## DO THIS
Render the following material again verbatim, leaving nothing out.

## DATA SUPPLIED
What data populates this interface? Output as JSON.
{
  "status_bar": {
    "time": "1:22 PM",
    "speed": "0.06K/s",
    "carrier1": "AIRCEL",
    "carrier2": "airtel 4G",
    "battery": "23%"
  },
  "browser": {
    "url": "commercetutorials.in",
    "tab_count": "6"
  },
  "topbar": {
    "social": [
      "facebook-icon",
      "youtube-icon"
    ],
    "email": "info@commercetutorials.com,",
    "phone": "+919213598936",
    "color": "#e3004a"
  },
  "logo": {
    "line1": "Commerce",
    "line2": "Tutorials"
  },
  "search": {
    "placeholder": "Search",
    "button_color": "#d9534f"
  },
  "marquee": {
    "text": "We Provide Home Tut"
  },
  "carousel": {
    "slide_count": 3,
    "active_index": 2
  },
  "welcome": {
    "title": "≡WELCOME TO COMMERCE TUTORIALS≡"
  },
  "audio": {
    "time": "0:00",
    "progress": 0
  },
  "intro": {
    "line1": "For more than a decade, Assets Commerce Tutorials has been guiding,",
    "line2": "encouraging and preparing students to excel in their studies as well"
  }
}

## TASK OUTPUT
What data populates this interface? Output as JSON.
{
  "status_bar": {
    "time": "1:22 PM",
    "speed": "0.06K/s",
    "carrier1": "AIRCEL",
    "carrier2": "airtel 4G",
    "battery": "23%"
  },
  "browser": {
    "url": "commercetutorials.in",
    "tab_count": "6"
  },
  "topbar": {
    "social": [
      "facebook-icon",
      "youtube-icon"
    ],
    "email": "info@commercetutorials.com,",
    "phone": "+919213598936",
    "color": "#e3004a"
  },
  "logo": {
    "line1": "Commerce",
    "line2": "Tutorials"
  },
  "search": {
    "placeholder": "Search",
    "button_color": "#d9534f"
  },
  "marquee": {
    "text": "We Provide Home Tut"
  },
  "carousel": {
    "slide_count": 3,
    "active_index": 2
  },
  "welcome": {
    "title": "≡WELCOME TO COMMERCE TUTORIALS≡"
  },
  "audio": {
    "time": "0:00",
    "progress": 0
  },
  "intro": {
    "line1": "For more than a decade, Assets Commerce Tutorials has been guiding,",
    "line2": "encouraging and preparing students to excel in their studies as well"
  }
}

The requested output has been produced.